--- Start Records provided ---
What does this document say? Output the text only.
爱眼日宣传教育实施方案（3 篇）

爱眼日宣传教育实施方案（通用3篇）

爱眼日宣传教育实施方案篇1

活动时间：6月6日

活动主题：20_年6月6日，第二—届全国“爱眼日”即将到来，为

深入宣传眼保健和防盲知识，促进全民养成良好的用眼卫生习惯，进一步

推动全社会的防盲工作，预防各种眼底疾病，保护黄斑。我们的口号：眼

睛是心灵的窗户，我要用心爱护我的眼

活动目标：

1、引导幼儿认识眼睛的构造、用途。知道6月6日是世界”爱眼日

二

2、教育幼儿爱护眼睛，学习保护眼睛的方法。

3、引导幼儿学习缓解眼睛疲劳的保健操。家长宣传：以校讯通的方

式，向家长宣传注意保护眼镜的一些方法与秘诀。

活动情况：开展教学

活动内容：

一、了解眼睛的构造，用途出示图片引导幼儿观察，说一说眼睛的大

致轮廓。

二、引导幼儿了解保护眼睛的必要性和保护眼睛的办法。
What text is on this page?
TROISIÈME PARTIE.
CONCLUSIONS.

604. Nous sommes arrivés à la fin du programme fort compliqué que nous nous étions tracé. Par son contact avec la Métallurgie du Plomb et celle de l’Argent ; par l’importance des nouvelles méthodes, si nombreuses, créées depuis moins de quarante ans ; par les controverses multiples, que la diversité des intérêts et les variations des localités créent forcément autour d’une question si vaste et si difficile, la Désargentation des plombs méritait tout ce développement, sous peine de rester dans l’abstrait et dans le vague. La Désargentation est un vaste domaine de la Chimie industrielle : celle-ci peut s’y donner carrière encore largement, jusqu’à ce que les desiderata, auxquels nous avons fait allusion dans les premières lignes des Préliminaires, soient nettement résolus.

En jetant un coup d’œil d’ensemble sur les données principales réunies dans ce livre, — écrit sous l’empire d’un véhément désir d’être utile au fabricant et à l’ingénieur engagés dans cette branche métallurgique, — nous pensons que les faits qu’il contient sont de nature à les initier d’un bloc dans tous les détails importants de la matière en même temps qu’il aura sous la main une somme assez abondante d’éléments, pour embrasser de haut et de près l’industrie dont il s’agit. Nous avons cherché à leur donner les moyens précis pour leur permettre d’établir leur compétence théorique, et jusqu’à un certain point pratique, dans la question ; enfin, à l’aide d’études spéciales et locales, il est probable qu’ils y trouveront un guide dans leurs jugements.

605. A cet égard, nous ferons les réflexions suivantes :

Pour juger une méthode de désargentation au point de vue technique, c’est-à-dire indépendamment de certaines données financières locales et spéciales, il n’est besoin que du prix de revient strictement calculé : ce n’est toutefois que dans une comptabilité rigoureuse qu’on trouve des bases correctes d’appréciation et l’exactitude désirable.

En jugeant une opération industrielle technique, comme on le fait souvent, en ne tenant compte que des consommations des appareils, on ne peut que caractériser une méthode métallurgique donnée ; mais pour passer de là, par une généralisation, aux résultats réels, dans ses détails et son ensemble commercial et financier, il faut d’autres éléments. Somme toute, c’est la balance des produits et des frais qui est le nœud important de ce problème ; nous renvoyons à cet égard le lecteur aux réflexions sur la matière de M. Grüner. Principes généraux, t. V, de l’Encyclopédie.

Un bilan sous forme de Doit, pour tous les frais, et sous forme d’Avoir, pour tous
--- End Records provided ---
**Set task**
Filter the data for the string "this" and copy every line that has it.

**Task result**
What does this document say? Output the text only.
What text is on this page?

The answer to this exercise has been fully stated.